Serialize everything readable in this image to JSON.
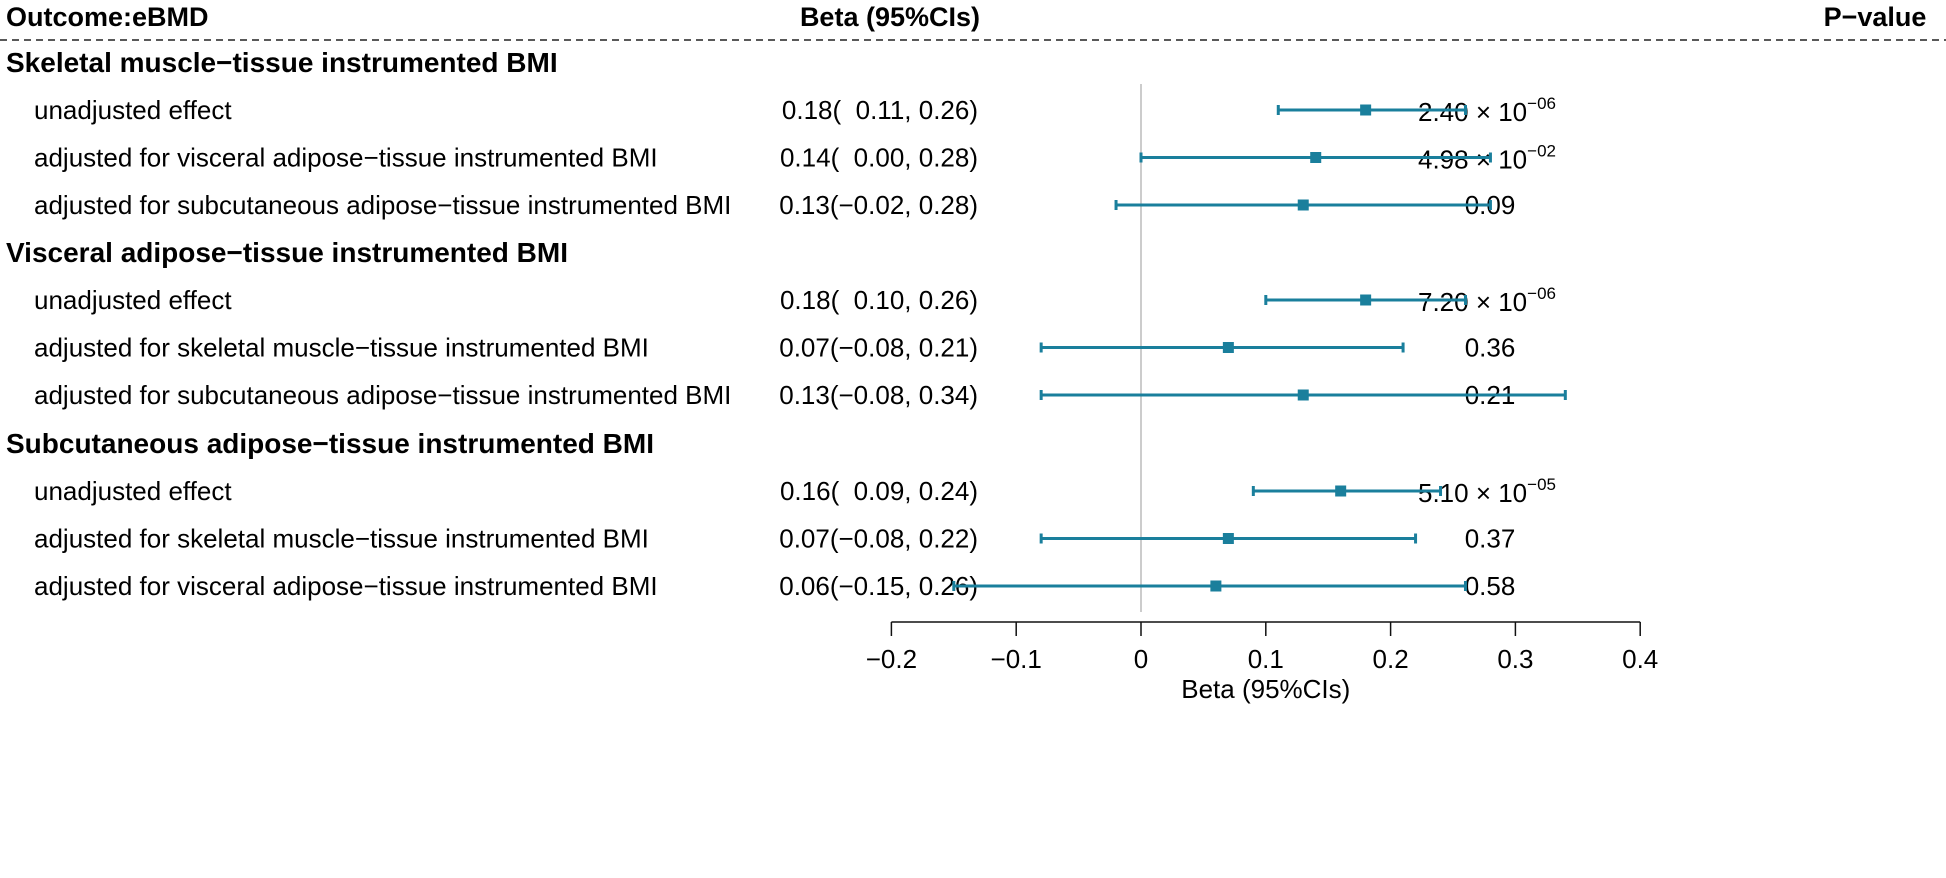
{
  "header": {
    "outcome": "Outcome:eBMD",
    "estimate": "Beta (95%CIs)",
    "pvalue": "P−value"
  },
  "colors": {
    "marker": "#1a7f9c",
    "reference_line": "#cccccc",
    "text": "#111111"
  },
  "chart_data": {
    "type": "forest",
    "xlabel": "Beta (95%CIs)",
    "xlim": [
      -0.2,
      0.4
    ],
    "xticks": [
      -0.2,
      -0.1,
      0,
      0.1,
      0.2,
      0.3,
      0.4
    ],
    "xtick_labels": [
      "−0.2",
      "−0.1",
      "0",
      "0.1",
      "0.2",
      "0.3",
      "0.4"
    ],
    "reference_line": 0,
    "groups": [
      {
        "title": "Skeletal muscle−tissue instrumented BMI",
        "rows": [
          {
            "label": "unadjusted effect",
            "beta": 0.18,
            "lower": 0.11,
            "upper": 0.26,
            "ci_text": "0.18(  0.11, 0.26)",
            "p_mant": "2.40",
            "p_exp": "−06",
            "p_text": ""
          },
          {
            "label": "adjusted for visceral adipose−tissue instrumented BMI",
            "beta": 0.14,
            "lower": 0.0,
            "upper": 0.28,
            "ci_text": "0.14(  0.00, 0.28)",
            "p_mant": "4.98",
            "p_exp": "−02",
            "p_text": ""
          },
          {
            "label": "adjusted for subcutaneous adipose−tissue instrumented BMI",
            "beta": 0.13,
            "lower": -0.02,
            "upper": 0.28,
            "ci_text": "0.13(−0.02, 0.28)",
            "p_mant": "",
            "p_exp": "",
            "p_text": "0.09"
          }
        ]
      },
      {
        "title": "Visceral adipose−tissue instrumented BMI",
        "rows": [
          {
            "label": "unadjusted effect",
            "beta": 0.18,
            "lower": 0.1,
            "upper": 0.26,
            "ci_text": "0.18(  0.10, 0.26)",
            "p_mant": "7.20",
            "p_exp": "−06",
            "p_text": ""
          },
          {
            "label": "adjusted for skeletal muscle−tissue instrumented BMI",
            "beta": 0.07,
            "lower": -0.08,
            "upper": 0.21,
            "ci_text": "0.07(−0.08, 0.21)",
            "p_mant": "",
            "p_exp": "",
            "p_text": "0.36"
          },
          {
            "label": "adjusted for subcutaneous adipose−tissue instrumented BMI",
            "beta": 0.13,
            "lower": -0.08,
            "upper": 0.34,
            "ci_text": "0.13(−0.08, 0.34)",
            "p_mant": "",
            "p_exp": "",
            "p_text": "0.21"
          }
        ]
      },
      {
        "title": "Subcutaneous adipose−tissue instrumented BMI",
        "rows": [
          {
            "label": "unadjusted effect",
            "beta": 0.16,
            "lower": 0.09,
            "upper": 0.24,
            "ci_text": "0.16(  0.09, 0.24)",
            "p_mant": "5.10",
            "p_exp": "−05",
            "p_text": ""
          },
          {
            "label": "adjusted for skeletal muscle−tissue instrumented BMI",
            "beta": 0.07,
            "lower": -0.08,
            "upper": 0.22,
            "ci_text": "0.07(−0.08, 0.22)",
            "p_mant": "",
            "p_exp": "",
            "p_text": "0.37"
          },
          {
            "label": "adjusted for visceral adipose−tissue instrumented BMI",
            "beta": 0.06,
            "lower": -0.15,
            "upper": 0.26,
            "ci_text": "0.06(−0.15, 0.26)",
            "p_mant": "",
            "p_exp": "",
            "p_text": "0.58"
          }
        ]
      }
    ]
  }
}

□ □ □ □ □ □ □

### Brief
Repeat the material above in full and exactly, apart from the pictures.

### Exercise output
Serialize everything readable in this image to JSON.
{
  "header": {
    "outcome": "Outcome:eBMD",
    "estimate": "Beta (95%CIs)",
    "pvalue": "P−value"
  },
  "colors": {
    "marker": "#1a7f9c",
    "reference_line": "#cccccc",
    "text": "#111111"
  },
  "chart_data": {
    "type": "forest",
    "xlabel": "Beta (95%CIs)",
    "xlim": [
      -0.2,
      0.4
    ],
    "xticks": [
      -0.2,
      -0.1,
      0,
      0.1,
      0.2,
      0.3,
      0.4
    ],
    "xtick_labels": [
      "−0.2",
      "−0.1",
      "0",
      "0.1",
      "0.2",
      "0.3",
      "0.4"
    ],
    "reference_line": 0,
    "groups": [
      {
        "title": "Skeletal muscle−tissue instrumented BMI",
        "rows": [
          {
            "label": "unadjusted effect",
            "beta": 0.18,
            "lower": 0.11,
            "upper": 0.26,
            "ci_text": "0.18(  0.11, 0.26)",
            "p_mant": "2.40",
            "p_exp": "−06",
            "p_text": ""
          },
          {
            "label": "adjusted for visceral adipose−tissue instrumented BMI",
            "beta": 0.14,
            "lower": 0.0,
            "upper": 0.28,
            "ci_text": "0.14(  0.00, 0.28)",
            "p_mant": "4.98",
            "p_exp": "−02",
            "p_text": ""
          },
          {
            "label": "adjusted for subcutaneous adipose−tissue instrumented BMI",
            "beta": 0.13,
            "lower": -0.02,
            "upper": 0.28,
            "ci_text": "0.13(−0.02, 0.28)",
            "p_mant": "",
            "p_exp": "",
            "p_text": "0.09"
          }
        ]
      },
      {
        "title": "Visceral adipose−tissue instrumented BMI",
        "rows": [
          {
            "label": "unadjusted effect",
            "beta": 0.18,
            "lower": 0.1,
            "upper": 0.26,
            "ci_text": "0.18(  0.10, 0.26)",
            "p_mant": "7.20",
            "p_exp": "−06",
            "p_text": ""
          },
          {
            "label": "adjusted for skeletal muscle−tissue instrumented BMI",
            "beta": 0.07,
            "lower": -0.08,
            "upper": 0.21,
            "ci_text": "0.07(−0.08, 0.21)",
            "p_mant": "",
            "p_exp": "",
            "p_text": "0.36"
          },
          {
            "label": "adjusted for subcutaneous adipose−tissue instrumented BMI",
            "beta": 0.13,
            "lower": -0.08,
            "upper": 0.34,
            "ci_text": "0.13(−0.08, 0.34)",
            "p_mant": "",
            "p_exp": "",
            "p_text": "0.21"
          }
        ]
      },
      {
        "title": "Subcutaneous adipose−tissue instrumented BMI",
        "rows": [
          {
            "label": "unadjusted effect",
            "beta": 0.16,
            "lower": 0.09,
            "upper": 0.24,
            "ci_text": "0.16(  0.09, 0.24)",
            "p_mant": "5.10",
            "p_exp": "−05",
            "p_text": ""
          },
          {
            "label": "adjusted for skeletal muscle−tissue instrumented BMI",
            "beta": 0.07,
            "lower": -0.08,
            "upper": 0.22,
            "ci_text": "0.07(−0.08, 0.22)",
            "p_mant": "",
            "p_exp": "",
            "p_text": "0.37"
          },
          {
            "label": "adjusted for visceral adipose−tissue instrumented BMI",
            "beta": 0.06,
            "lower": -0.15,
            "upper": 0.26,
            "ci_text": "0.06(−0.15, 0.26)",
            "p_mant": "",
            "p_exp": "",
            "p_text": "0.58"
          }
        ]
      }
    ]
  }
}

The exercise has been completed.